Task:
Extract from the listing each line in which the word "Desativar" appears.

##### Raw data #####

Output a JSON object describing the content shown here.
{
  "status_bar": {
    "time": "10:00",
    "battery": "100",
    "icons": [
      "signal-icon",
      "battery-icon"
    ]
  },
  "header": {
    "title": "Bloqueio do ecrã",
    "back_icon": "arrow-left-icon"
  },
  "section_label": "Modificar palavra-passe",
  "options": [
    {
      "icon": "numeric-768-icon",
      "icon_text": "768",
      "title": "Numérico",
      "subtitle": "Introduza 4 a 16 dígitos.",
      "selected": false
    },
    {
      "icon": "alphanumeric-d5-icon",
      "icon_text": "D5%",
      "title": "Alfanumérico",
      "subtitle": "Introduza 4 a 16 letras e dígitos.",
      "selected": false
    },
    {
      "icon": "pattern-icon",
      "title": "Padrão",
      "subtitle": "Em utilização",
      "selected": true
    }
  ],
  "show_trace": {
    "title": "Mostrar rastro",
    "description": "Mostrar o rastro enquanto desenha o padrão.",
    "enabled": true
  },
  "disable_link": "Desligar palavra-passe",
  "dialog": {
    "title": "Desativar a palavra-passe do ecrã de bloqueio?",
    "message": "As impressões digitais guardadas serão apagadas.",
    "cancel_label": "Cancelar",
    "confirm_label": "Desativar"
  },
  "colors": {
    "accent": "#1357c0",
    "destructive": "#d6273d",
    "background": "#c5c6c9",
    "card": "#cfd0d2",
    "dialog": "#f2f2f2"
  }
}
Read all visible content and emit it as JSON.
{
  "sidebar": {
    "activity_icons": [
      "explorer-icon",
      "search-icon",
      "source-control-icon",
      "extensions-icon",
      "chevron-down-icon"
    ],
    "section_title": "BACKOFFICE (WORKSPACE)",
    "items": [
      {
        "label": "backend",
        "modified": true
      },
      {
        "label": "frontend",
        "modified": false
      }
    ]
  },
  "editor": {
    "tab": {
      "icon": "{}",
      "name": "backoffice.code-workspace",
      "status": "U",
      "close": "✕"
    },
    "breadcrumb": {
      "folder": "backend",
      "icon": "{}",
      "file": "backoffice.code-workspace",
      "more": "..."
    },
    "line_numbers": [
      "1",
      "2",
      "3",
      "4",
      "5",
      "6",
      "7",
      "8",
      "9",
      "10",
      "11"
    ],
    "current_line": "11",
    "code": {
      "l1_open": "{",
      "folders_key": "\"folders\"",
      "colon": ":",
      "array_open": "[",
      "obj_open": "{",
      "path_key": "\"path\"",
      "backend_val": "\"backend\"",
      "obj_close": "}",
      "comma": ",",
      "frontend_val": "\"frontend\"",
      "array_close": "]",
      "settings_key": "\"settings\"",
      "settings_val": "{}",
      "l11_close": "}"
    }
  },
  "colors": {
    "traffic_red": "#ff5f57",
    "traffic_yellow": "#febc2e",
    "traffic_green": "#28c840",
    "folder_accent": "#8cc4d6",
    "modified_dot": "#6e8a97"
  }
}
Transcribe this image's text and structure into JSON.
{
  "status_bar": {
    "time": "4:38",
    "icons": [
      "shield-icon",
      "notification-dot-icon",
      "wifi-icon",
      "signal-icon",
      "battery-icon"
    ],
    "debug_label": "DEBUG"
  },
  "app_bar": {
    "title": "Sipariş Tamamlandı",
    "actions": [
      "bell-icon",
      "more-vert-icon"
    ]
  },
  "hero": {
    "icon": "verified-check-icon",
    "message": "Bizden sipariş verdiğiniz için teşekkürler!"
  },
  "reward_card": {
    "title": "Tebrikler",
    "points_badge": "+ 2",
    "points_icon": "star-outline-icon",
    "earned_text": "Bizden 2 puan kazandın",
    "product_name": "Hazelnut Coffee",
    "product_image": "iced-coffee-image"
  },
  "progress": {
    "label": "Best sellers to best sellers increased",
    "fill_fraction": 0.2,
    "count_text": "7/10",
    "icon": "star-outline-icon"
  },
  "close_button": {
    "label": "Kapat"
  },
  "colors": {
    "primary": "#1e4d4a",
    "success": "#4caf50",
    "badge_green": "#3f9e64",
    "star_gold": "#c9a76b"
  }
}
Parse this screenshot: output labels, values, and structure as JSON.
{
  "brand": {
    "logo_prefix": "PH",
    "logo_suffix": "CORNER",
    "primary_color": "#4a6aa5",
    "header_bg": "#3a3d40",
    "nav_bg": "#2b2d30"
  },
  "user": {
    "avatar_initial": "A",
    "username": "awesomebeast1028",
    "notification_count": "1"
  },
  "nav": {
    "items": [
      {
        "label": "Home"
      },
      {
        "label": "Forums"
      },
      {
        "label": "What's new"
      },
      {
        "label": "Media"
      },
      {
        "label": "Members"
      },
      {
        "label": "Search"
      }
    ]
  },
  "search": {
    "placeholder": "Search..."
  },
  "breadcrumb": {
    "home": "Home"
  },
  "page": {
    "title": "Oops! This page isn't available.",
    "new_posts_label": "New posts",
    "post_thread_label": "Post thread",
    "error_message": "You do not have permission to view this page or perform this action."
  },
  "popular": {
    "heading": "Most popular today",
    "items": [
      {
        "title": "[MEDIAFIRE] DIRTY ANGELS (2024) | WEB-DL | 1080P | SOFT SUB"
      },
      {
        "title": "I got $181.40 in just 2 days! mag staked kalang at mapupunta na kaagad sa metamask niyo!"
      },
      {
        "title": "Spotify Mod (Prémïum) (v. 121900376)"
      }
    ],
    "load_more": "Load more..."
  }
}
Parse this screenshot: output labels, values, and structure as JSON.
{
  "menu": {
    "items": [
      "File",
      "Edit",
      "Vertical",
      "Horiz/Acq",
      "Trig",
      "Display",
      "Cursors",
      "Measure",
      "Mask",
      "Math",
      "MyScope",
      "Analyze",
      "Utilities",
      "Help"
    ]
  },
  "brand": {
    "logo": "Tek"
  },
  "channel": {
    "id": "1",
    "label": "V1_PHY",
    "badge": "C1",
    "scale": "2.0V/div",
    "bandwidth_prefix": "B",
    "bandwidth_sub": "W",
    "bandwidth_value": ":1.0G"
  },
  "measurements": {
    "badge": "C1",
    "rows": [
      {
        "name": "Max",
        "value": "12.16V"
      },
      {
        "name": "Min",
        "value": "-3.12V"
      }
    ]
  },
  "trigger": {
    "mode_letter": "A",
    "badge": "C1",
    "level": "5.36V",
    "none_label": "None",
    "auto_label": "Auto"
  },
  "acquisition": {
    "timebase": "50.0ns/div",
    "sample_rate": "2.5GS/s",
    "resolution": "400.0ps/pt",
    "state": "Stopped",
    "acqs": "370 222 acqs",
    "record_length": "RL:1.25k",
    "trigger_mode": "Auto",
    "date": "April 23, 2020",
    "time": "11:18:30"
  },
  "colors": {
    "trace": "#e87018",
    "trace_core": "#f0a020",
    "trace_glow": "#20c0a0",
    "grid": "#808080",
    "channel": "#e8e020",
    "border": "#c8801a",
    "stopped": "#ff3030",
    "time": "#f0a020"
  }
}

#####

Response to this exercise:
    "title": "Desativar a palavra-passe do ecrã de bloqueio?",
    "confirm_label": "Desativar"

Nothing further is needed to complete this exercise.